__GIVEN ENTRIES__.
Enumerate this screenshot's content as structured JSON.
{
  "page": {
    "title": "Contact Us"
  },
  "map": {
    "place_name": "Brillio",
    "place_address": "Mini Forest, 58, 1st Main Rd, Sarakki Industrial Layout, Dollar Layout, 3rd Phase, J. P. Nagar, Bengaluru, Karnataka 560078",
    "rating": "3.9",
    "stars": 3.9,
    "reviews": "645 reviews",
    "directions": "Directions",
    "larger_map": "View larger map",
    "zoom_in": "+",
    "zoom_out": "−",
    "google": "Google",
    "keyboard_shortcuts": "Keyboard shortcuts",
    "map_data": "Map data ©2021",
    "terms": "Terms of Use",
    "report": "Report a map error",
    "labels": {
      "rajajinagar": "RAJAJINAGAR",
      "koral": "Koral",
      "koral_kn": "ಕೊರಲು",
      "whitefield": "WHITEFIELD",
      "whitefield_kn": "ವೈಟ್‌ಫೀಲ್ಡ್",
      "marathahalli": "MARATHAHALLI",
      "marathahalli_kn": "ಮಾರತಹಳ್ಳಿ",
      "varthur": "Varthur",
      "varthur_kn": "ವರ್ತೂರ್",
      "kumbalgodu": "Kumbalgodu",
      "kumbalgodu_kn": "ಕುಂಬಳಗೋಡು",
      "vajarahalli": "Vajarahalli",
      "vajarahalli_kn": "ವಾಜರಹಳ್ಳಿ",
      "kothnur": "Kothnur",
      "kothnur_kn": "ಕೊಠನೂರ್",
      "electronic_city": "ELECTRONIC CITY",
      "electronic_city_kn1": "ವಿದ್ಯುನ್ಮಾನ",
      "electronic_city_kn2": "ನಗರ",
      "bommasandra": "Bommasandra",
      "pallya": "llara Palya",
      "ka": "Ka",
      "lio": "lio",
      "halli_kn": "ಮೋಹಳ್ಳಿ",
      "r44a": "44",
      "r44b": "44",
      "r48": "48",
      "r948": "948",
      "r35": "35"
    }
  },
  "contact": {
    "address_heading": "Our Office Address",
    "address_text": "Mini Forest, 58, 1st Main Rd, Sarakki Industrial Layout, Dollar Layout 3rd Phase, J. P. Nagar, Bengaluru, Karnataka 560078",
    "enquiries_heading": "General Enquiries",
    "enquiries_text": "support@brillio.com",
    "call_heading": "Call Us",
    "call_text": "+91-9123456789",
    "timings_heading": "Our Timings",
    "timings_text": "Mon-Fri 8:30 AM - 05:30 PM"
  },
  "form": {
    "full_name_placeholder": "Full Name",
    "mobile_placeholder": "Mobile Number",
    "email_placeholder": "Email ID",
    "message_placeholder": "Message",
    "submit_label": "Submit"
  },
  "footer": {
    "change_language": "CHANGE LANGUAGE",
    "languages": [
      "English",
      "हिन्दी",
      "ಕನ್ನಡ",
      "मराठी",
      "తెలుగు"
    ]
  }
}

__GOAL OF THE EXERCISE__. Extract each entry in full and write it down exactly.

__RESPONSE BELOW__.
Enumerate this screenshot's content as structured JSON.
{
  "page": {
    "title": "Contact Us"
  },
  "map": {
    "place_name": "Brillio",
    "place_address": "Mini Forest, 58, 1st Main Rd, Sarakki Industrial Layout, Dollar Layout, 3rd Phase, J. P. Nagar, Bengaluru, Karnataka 560078",
    "rating": "3.9",
    "stars": 3.9,
    "reviews": "645 reviews",
    "directions": "Directions",
    "larger_map": "View larger map",
    "zoom_in": "+",
    "zoom_out": "−",
    "google": "Google",
    "keyboard_shortcuts": "Keyboard shortcuts",
    "map_data": "Map data ©2021",
    "terms": "Terms of Use",
    "report": "Report a map error",
    "labels": {
      "rajajinagar": "RAJAJINAGAR",
      "koral": "Koral",
      "koral_kn": "ಕೊರಲು",
      "whitefield": "WHITEFIELD",
      "whitefield_kn": "ವೈಟ್‌ಫೀಲ್ಡ್",
      "marathahalli": "MARATHAHALLI",
      "marathahalli_kn": "ಮಾರತಹಳ್ಳಿ",
      "varthur": "Varthur",
      "varthur_kn": "ವರ್ತೂರ್",
      "kumbalgodu": "Kumbalgodu",
      "kumbalgodu_kn": "ಕುಂಬಳಗೋಡು",
      "vajarahalli": "Vajarahalli",
      "vajarahalli_kn": "ವಾಜರಹಳ್ಳಿ",
      "kothnur": "Kothnur",
      "kothnur_kn": "ಕೊಠನೂರ್",
      "electronic_city": "ELECTRONIC CITY",
      "electronic_city_kn1": "ವಿದ್ಯುನ್ಮಾನ",
      "electronic_city_kn2": "ನಗರ",
      "bommasandra": "Bommasandra",
      "pallya": "llara Palya",
      "ka": "Ka",
      "lio": "lio",
      "halli_kn": "ಮೋಹಳ್ಳಿ",
      "r44a": "44",
      "r44b": "44",
      "r48": "48",
      "r948": "948",
      "r35": "35"
    }
  },
  "contact": {
    "address_heading": "Our Office Address",
    "address_text": "Mini Forest, 58, 1st Main Rd, Sarakki Industrial Layout, Dollar Layout 3rd Phase, J. P. Nagar, Bengaluru, Karnataka 560078",
    "enquiries_heading": "General Enquiries",
    "enquiries_text": "support@brillio.com",
    "call_heading": "Call Us",
    "call_text": "+91-9123456789",
    "timings_heading": "Our Timings",
    "timings_text": "Mon-Fri 8:30 AM - 05:30 PM"
  },
  "form": {
    "full_name_placeholder": "Full Name",
    "mobile_placeholder": "Mobile Number",
    "email_placeholder": "Email ID",
    "message_placeholder": "Message",
    "submit_label": "Submit"
  },
  "footer": {
    "change_language": "CHANGE LANGUAGE",
    "languages": [
      "English",
      "हिन्दी",
      "ಕನ್ನಡ",
      "मराठी",
      "తెలుగు"
    ]
  }
}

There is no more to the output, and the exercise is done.